[Stored items from a collection]
__________

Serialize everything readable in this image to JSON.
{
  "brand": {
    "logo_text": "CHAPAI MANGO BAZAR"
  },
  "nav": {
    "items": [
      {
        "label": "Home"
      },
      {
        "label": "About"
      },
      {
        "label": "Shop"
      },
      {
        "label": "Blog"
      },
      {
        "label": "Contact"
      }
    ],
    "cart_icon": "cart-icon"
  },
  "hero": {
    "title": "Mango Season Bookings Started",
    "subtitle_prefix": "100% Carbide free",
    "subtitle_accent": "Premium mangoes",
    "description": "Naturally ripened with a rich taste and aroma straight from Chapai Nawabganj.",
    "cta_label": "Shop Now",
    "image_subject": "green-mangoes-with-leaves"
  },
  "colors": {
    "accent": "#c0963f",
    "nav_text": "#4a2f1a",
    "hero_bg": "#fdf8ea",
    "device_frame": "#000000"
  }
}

__________

_Problem details_.
Write out all the entries exactly.

_Full solution_.
Serialize everything readable in this image to JSON.
{
  "brand": {
    "logo_text": "CHAPAI MANGO BAZAR"
  },
  "nav": {
    "items": [
      {
        "label": "Home"
      },
      {
        "label": "About"
      },
      {
        "label": "Shop"
      },
      {
        "label": "Blog"
      },
      {
        "label": "Contact"
      }
    ],
    "cart_icon": "cart-icon"
  },
  "hero": {
    "title": "Mango Season Bookings Started",
    "subtitle_prefix": "100% Carbide free",
    "subtitle_accent": "Premium mangoes",
    "description": "Naturally ripened with a rich taste and aroma straight from Chapai Nawabganj.",
    "cta_label": "Shop Now",
    "image_subject": "green-mangoes-with-leaves"
  },
  "colors": {
    "accent": "#c0963f",
    "nav_text": "#4a2f1a",
    "hero_bg": "#fdf8ea",
    "device_frame": "#000000"
  }
}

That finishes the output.